--- Start ---

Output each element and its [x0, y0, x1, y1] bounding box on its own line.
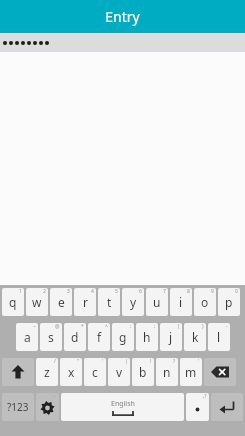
staticText: 4 [91, 288, 94, 295]
button[interactable]: ^ [88, 323, 110, 351]
button[interactable]: ~ [16, 323, 38, 351]
staticText: h [143, 329, 151, 345]
button[interactable]: ; [136, 323, 158, 351]
staticText: t [107, 294, 112, 310]
staticText: v [116, 364, 123, 380]
staticText: ; [154, 323, 156, 330]
staticText: 0 [235, 288, 238, 295]
button[interactable]: 4 [74, 288, 96, 316]
staticText: 7 [163, 288, 166, 295]
staticText: English [111, 399, 135, 409]
button[interactable]: 0 [218, 288, 240, 316]
button[interactable]: ! [132, 358, 154, 386]
staticText: d [71, 329, 79, 345]
staticText: p [225, 294, 233, 310]
staticText: z [44, 364, 50, 380]
staticText: ,? [203, 393, 207, 400]
staticText: ?123 [7, 400, 29, 414]
button[interactable]: 1 [2, 288, 24, 316]
staticText: b [139, 364, 147, 380]
button[interactable]: 7 [146, 288, 168, 316]
button[interactable]: ) [184, 323, 206, 351]
staticText: * [81, 323, 84, 330]
staticText: ' [198, 358, 200, 365]
button[interactable]: 2 [26, 288, 48, 316]
staticText: @ [55, 323, 60, 330]
button[interactable]: ' [84, 358, 106, 386]
staticText: 3 [67, 288, 70, 295]
staticText: ^ [105, 323, 108, 330]
button[interactable]: @ [40, 323, 62, 351]
button[interactable]: 8 [170, 288, 192, 316]
button[interactable]: Space [61, 393, 184, 421]
button[interactable]: ' [180, 358, 202, 386]
staticText: | [125, 358, 128, 365]
staticText: s [48, 329, 54, 345]
staticText: 8 [187, 288, 190, 295]
staticText: m [185, 364, 197, 380]
button[interactable]: : [112, 323, 134, 351]
staticText: : [130, 323, 132, 330]
button[interactable]: * [64, 323, 86, 351]
staticText: a [24, 329, 31, 345]
staticText: r [83, 294, 88, 310]
staticText: - [226, 323, 228, 330]
button[interactable]: Settings [36, 393, 59, 421]
staticText: x [68, 364, 75, 380]
button[interactable]: Symbols [2, 393, 34, 421]
button[interactable]: Shift [2, 358, 34, 386]
staticText: ? [173, 358, 176, 365]
staticText: 2 [43, 288, 46, 295]
staticText: n [163, 364, 171, 380]
staticText: q [9, 294, 17, 310]
button[interactable]: 5 [98, 288, 120, 316]
button[interactable] [0, 33, 245, 52]
staticText: k [192, 329, 199, 345]
staticText: c [92, 364, 98, 380]
staticText: y [130, 294, 137, 310]
staticText: 5 [115, 288, 118, 295]
staticText: Entry [105, 7, 140, 26]
staticText: f [97, 329, 102, 345]
staticText: ··· [52, 393, 57, 400]
staticText: l [217, 329, 221, 345]
button[interactable]: 3 [50, 288, 72, 316]
staticText: o [201, 294, 209, 310]
button[interactable]: / [36, 358, 58, 386]
button[interactable]: " [60, 358, 82, 386]
staticText: ~ [33, 323, 36, 330]
button[interactable]: Period [186, 393, 209, 421]
staticText: i [179, 294, 183, 310]
staticText: g [119, 329, 127, 345]
button[interactable]: ( [160, 323, 182, 351]
staticText: 1 [19, 288, 22, 295]
staticText: ( [178, 323, 180, 330]
staticText: ) [202, 323, 204, 330]
button[interactable]: 6 [122, 288, 144, 316]
button[interactable]: Backspace [204, 358, 236, 386]
staticText: ' [102, 358, 104, 365]
staticText: w [32, 294, 42, 310]
staticText: 9 [211, 288, 214, 295]
staticText: j [169, 329, 173, 345]
staticText: 6 [139, 288, 142, 295]
button[interactable]: - [208, 323, 230, 351]
staticText: " [77, 358, 80, 365]
button[interactable]: Enter [211, 393, 243, 421]
staticText: / [54, 358, 56, 365]
button[interactable]: | [108, 358, 130, 386]
button[interactable]: ? [156, 358, 178, 386]
button[interactable]: 9 [194, 288, 216, 316]
staticText: e [58, 294, 65, 310]
staticText: u [153, 294, 161, 310]
staticText: ! [150, 358, 152, 365]
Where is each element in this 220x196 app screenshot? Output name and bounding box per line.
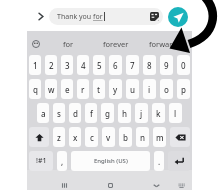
staticText: 8 — [147, 60, 152, 71]
staticText: t — [97, 84, 101, 95]
button[interactable]: u — [126, 79, 139, 99]
button[interactable]: l — [169, 103, 182, 123]
staticText: b — [123, 132, 128, 143]
staticText: Thank you — [57, 12, 93, 22]
button[interactable]: g — [101, 103, 114, 123]
button[interactable] — [170, 127, 190, 147]
staticText: u — [130, 84, 136, 95]
button[interactable]: Expand toolbar — [33, 9, 48, 24]
button[interactable]: 3 — [61, 55, 73, 75]
staticText: 7 — [130, 60, 135, 71]
button[interactable]: j — [135, 103, 148, 123]
button[interactable]: forward — [139, 31, 186, 56]
button[interactable]: for — [44, 31, 92, 56]
button[interactable]: q — [29, 79, 41, 99]
staticText: l — [174, 108, 177, 119]
button[interactable]: n — [136, 127, 149, 147]
button[interactable]: h — [118, 103, 131, 123]
button[interactable]: 4 — [77, 55, 89, 75]
staticText: w — [48, 84, 55, 95]
staticText: j — [140, 108, 143, 119]
button[interactable]: 8 — [143, 55, 156, 75]
staticText: r — [81, 84, 85, 95]
button[interactable]: . — [154, 151, 164, 171]
button[interactable]: v — [102, 127, 115, 147]
button[interactable]: y — [109, 79, 122, 99]
staticText: English (US) — [94, 157, 128, 165]
staticText: s — [57, 108, 61, 119]
button[interactable]: Recent apps — [56, 177, 72, 193]
staticText: z — [57, 132, 61, 143]
button[interactable]: Send — [168, 7, 188, 27]
button[interactable]: Thank you — [49, 8, 163, 25]
button[interactable]: a — [37, 103, 49, 123]
staticText: forever — [103, 39, 129, 49]
staticText: 1 — [33, 60, 38, 71]
staticText: e — [65, 84, 70, 95]
button[interactable]: e — [61, 79, 73, 99]
button[interactable]: b — [119, 127, 132, 147]
staticText: v — [106, 132, 111, 143]
button[interactable]: o — [160, 79, 173, 99]
button[interactable]: 6 — [109, 55, 122, 75]
staticText: 4 — [81, 60, 86, 71]
button[interactable]: 7 — [126, 55, 139, 75]
button[interactable]: x — [69, 127, 81, 147]
button[interactable]: Switch keyboard — [173, 177, 189, 193]
staticText: f — [90, 108, 93, 119]
staticText: 0 — [181, 60, 186, 71]
button[interactable]: 9 — [160, 55, 173, 75]
staticText: forward — [149, 39, 177, 49]
staticText: g — [105, 108, 110, 119]
button[interactable]: s — [53, 103, 65, 123]
button[interactable]: , — [57, 151, 67, 171]
button[interactable]: !#1 — [29, 151, 53, 171]
button[interactable]: English (US) — [71, 151, 150, 171]
staticText: 5 — [97, 60, 102, 71]
button[interactable]: p — [177, 79, 190, 99]
button[interactable]: w — [45, 79, 57, 99]
staticText: y — [113, 84, 118, 95]
staticText: !#1 — [36, 156, 47, 166]
button[interactable] — [29, 127, 49, 147]
button[interactable]: 0 — [177, 55, 190, 75]
button[interactable]: Stickers — [150, 12, 159, 21]
button[interactable]: 1 — [29, 55, 41, 75]
button[interactable]: Back — [148, 177, 164, 193]
staticText: a — [41, 108, 46, 119]
button[interactable]: 2 — [45, 55, 57, 75]
staticText: 2 — [49, 60, 54, 71]
button[interactable]: r — [77, 79, 89, 99]
button[interactable]: z — [53, 127, 65, 147]
button[interactable] — [168, 151, 190, 171]
staticText: 6 — [113, 60, 118, 71]
button[interactable]: t — [93, 79, 105, 99]
button[interactable]: m — [153, 127, 166, 147]
staticText: o — [164, 84, 169, 95]
staticText: p — [181, 84, 186, 95]
button[interactable]: forever — [92, 31, 139, 56]
button[interactable]: k — [152, 103, 165, 123]
staticText: 9 — [164, 60, 169, 71]
staticText: k — [156, 108, 161, 119]
staticText: , — [61, 156, 64, 167]
staticText: x — [73, 132, 78, 143]
staticText: i — [148, 84, 151, 95]
staticText: . — [158, 156, 161, 167]
button[interactable]: d — [69, 103, 81, 123]
button[interactable]: c — [85, 127, 98, 147]
staticText: h — [122, 108, 128, 119]
button[interactable]: f — [85, 103, 97, 123]
staticText: q — [33, 84, 38, 95]
button[interactable]: i — [143, 79, 156, 99]
staticText: 3 — [65, 60, 70, 71]
staticText: for — [93, 12, 103, 22]
button[interactable]: 5 — [93, 55, 105, 75]
staticText: for — [63, 39, 74, 49]
button[interactable]: Home — [102, 177, 118, 193]
staticText: n — [140, 132, 146, 143]
staticText: c — [90, 132, 94, 143]
staticText: d — [73, 108, 78, 119]
button[interactable]: Google search — [27, 31, 44, 56]
staticText: m — [156, 132, 164, 143]
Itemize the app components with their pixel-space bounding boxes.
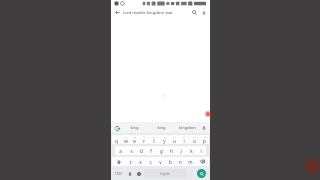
staticText: lord mobile kingdom war: [123, 10, 173, 16]
button[interactable]: 2: [121, 135, 130, 144]
button[interactable]: lord mobile kingdom war: [122, 7, 190, 18]
staticText: b: [169, 159, 172, 165]
button[interactable]: kingdom: [174, 122, 200, 133]
button[interactable]: Shift: [112, 157, 125, 166]
button[interactable]: d: [136, 146, 146, 155]
staticText: 6: [164, 135, 166, 138]
staticText: u: [173, 138, 176, 144]
button[interactable]: x: [135, 157, 145, 166]
staticText: i: [183, 138, 185, 144]
button[interactable]: 4: [139, 135, 149, 144]
staticText: f: [150, 148, 152, 154]
button[interactable]: 3: [130, 135, 139, 144]
staticText: t: [153, 138, 155, 144]
button[interactable]: king: [121, 122, 148, 133]
button[interactable]: c: [145, 157, 155, 166]
staticText: 5: [153, 135, 155, 138]
staticText: .: [190, 171, 192, 176]
staticText: 7: [174, 135, 176, 138]
button[interactable]: b: [165, 157, 175, 166]
button[interactable]: Voice typing: [125, 168, 134, 179]
staticText: a: [119, 148, 122, 154]
staticText: q: [115, 138, 118, 144]
button[interactable]: k: [186, 146, 196, 155]
button[interactable]: 7: [169, 135, 179, 144]
button[interactable]: Symbols: [112, 168, 125, 179]
button[interactable]: Voice input: [200, 124, 208, 132]
staticText: kingdom: [179, 125, 196, 130]
staticText: m: [188, 159, 193, 165]
staticText: c: [149, 159, 152, 165]
staticText: 4: [143, 135, 145, 138]
staticText: e: [133, 138, 136, 144]
staticText: English: [160, 172, 170, 176]
staticText: j: [180, 148, 182, 154]
button[interactable]: l: [196, 146, 206, 155]
button[interactable]: Back: [113, 8, 122, 17]
button[interactable]: English: [144, 169, 186, 178]
staticText: p: [203, 138, 206, 144]
staticText: king: [157, 125, 166, 130]
button[interactable]: king: [148, 122, 174, 133]
staticText: n: [179, 159, 182, 165]
staticText: z: [129, 159, 132, 165]
button[interactable]: j: [176, 146, 186, 155]
button[interactable]: f: [146, 146, 156, 155]
staticText: g: [160, 148, 163, 154]
button[interactable]: 0: [199, 135, 209, 144]
staticText: 2: [125, 135, 127, 138]
staticText: h: [170, 148, 173, 154]
button[interactable]: Voice search: [199, 8, 208, 17]
button[interactable]: z: [125, 157, 135, 166]
button[interactable]: 5: [149, 135, 159, 144]
staticText: s: [130, 148, 133, 154]
button[interactable]: 9: [189, 135, 199, 144]
button[interactable]: m: [185, 157, 195, 166]
staticText: l: [200, 148, 202, 154]
staticText: 3: [134, 135, 136, 138]
button[interactable]: h: [166, 146, 176, 155]
button[interactable]: 1: [112, 135, 121, 144]
staticText: ?123: [115, 172, 122, 176]
staticText: 8: [183, 135, 185, 138]
staticText: k: [190, 148, 193, 154]
staticText: y: [163, 138, 166, 144]
staticText: 0: [204, 135, 206, 138]
button[interactable]: 8: [179, 135, 189, 144]
button[interactable]: a: [115, 146, 126, 155]
staticText: king: [130, 125, 139, 130]
staticText: w: [124, 138, 128, 144]
button[interactable]: Search: [190, 8, 199, 17]
button[interactable]: Google search: [113, 124, 121, 132]
button[interactable]: s: [126, 146, 136, 155]
button[interactable]: Change language: [134, 168, 143, 179]
button[interactable]: n: [175, 157, 185, 166]
button[interactable]: Search: [194, 168, 209, 179]
button[interactable]: g: [156, 146, 166, 155]
staticText: v: [159, 159, 162, 165]
staticText: r: [143, 138, 145, 144]
button[interactable]: v: [155, 157, 165, 166]
button[interactable]: 6: [159, 135, 169, 144]
staticText: 9: [194, 135, 196, 138]
staticText: d: [140, 148, 143, 154]
staticText: x: [139, 159, 142, 165]
staticText: 1: [116, 135, 118, 138]
staticText: o: [193, 138, 196, 144]
button[interactable]: Backspace: [195, 157, 209, 166]
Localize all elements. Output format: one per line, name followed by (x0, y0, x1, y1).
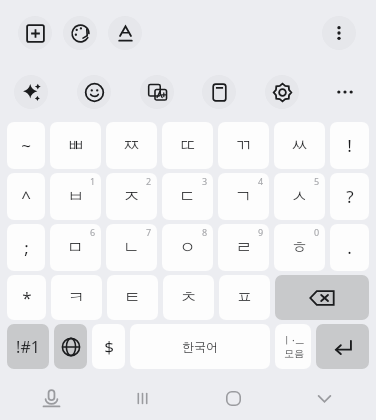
staticText: ㅅ (291, 186, 308, 207)
staticText: ! (347, 134, 352, 157)
button[interactable]: ? (330, 173, 369, 220)
staticText: ㄴ (123, 237, 140, 258)
button[interactable]: . (330, 224, 369, 271)
staticText: 6 (90, 226, 96, 238)
staticText: ㅌ (124, 287, 141, 308)
button[interactable]: Settings (265, 75, 299, 109)
button[interactable]: Enter (316, 324, 369, 369)
button[interactable]: ^ (7, 173, 45, 220)
button[interactable]: ㅆ (274, 122, 325, 169)
button[interactable]: ; (7, 224, 45, 271)
staticText: ㅂ (67, 186, 84, 207)
button[interactable]: ㄲ (218, 122, 269, 169)
staticText: 0 (314, 226, 320, 238)
button[interactable]: ! (330, 122, 369, 169)
staticText: ㅎ (291, 237, 308, 258)
staticText: ㄱ (235, 186, 252, 207)
staticText: ㅉ (123, 135, 140, 156)
staticText: ~ (21, 134, 31, 157)
staticText: * (22, 286, 32, 309)
button[interactable]: ㅅ (274, 173, 325, 220)
button[interactable]: ㄱ (218, 173, 269, 220)
button[interactable]: Clipboard (202, 75, 236, 109)
button[interactable]: Emoji (77, 75, 111, 109)
staticText: ㅇ (179, 237, 196, 258)
button[interactable]: ㄴ (106, 224, 157, 271)
staticText: ㅊ (180, 287, 197, 308)
button[interactable]: ㄹ (218, 224, 269, 271)
button[interactable]: Translate (140, 75, 174, 109)
button[interactable]: Recents (97, 376, 188, 420)
staticText: 5 (314, 175, 320, 187)
button[interactable]: AI suggestions (14, 75, 48, 109)
staticText: 2 (146, 175, 152, 187)
button[interactable]: ㅎ (274, 224, 325, 271)
button[interactable]: !#1 (7, 324, 49, 369)
staticText: 7 (146, 226, 152, 238)
button[interactable]: ㄸ (162, 122, 213, 169)
staticText: ㄹ (235, 237, 252, 258)
staticText: ㅈ (123, 186, 140, 207)
staticText: ㄲ (235, 135, 252, 156)
button[interactable]: ㅍ (219, 275, 270, 320)
button[interactable]: More (328, 75, 362, 109)
button[interactable]: Change language (54, 324, 87, 369)
button[interactable]: Voice input (6, 376, 97, 420)
staticText: ㅆ (291, 135, 308, 156)
staticText: 1 (90, 175, 96, 187)
staticText: ㅃ (67, 135, 84, 156)
button[interactable]: Backspace (275, 275, 369, 320)
staticText: ㄸ (179, 135, 196, 156)
button[interactable]: Theme (63, 16, 97, 50)
staticText: !#1 (16, 336, 40, 358)
staticText: ? (346, 185, 354, 208)
button[interactable]: ㅇ (162, 224, 213, 271)
staticText: 3 (202, 175, 208, 187)
button[interactable]: More options (322, 16, 356, 50)
button[interactable]: ㅃ (50, 122, 101, 169)
button[interactable]: ㅋ (51, 275, 102, 320)
staticText: 모음 (284, 347, 304, 360)
staticText: ^ (21, 185, 31, 208)
button[interactable]: ㅌ (107, 275, 158, 320)
button[interactable]: ㅁ (50, 224, 101, 271)
button[interactable]: ㅂ (50, 173, 101, 220)
staticText: ; (24, 236, 29, 259)
staticText: 한국어 (182, 339, 218, 354)
button[interactable]: ㄷ (162, 173, 213, 220)
staticText: $ (104, 335, 114, 358)
staticText: ㄷ (179, 186, 196, 207)
button[interactable]: * (7, 275, 46, 320)
button[interactable]: Home (188, 376, 279, 420)
staticText: 8 (202, 226, 208, 238)
staticText: 4 (258, 175, 264, 187)
button[interactable]: Text format (108, 16, 142, 50)
button[interactable]: Add (18, 16, 52, 50)
button[interactable]: ㅣ·ㅡ (275, 324, 311, 369)
staticText: ㅋ (68, 287, 85, 308)
staticText: ㅍ (236, 287, 253, 308)
button[interactable]: ㅉ (106, 122, 157, 169)
staticText: . (347, 236, 352, 259)
staticText: ㅣ·ㅡ (282, 333, 305, 347)
button[interactable]: 한국어 (130, 324, 270, 369)
button[interactable]: Hide keyboard (279, 376, 370, 420)
staticText: ㅁ (67, 237, 84, 258)
button[interactable]: $ (92, 324, 125, 369)
staticText: 9 (258, 226, 264, 238)
button[interactable]: ㅈ (106, 173, 157, 220)
button[interactable]: ~ (7, 122, 45, 169)
button[interactable]: ㅊ (163, 275, 214, 320)
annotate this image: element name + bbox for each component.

--- End ---

- TASK DIRECTIONS
Repeat the lines beginning with the one that contains "staticText: ㅅ (291, 186, 308, 207)" and ending after the one that contains "staticText: 7 (146, 226, 152, 238)", swapping "Emoji" for "Stickers" and leaving everything else unchanged.

- FULL ANSWER
staticText: ㅅ (291, 186, 308, 207)
staticText: ! (347, 134, 352, 157)
button[interactable]: ? (330, 173, 369, 220)
staticText: ㄴ (123, 237, 140, 258)
button[interactable]: . (330, 224, 369, 271)
staticText: 6 (90, 226, 96, 238)
staticText: ㅌ (124, 287, 141, 308)
button[interactable]: Settings (265, 75, 299, 109)
button[interactable]: Enter (316, 324, 369, 369)
button[interactable]: ^ (7, 173, 45, 220)
button[interactable]: ㅆ (274, 122, 325, 169)
button[interactable]: ; (7, 224, 45, 271)
staticText: ㅂ (67, 186, 84, 207)
button[interactable]: ㄲ (218, 122, 269, 169)
staticText: 0 (314, 226, 320, 238)
button[interactable]: ! (330, 122, 369, 169)
staticText: ㅎ (291, 237, 308, 258)
staticText: ㄱ (235, 186, 252, 207)
staticText: ㅉ (123, 135, 140, 156)
staticText: ~ (21, 134, 31, 157)
staticText: * (22, 286, 32, 309)
button[interactable]: ㅅ (274, 173, 325, 220)
button[interactable]: ㄱ (218, 173, 269, 220)
button[interactable]: Clipboard (202, 75, 236, 109)
button[interactable]: Stickers (77, 75, 111, 109)
staticText: ㅇ (179, 237, 196, 258)
button[interactable]: ㄴ (106, 224, 157, 271)
staticText: ㅊ (180, 287, 197, 308)
button[interactable]: ㄹ (218, 224, 269, 271)
button[interactable]: Translate (140, 75, 174, 109)
button[interactable]: Recents (97, 376, 188, 420)
staticText: 5 (314, 175, 320, 187)
button[interactable]: AI suggestions (14, 75, 48, 109)
staticText: 2 (146, 175, 152, 187)
button[interactable]: ㅎ (274, 224, 325, 271)
button[interactable]: !#1 (7, 324, 49, 369)
staticText: 7 (146, 226, 152, 238)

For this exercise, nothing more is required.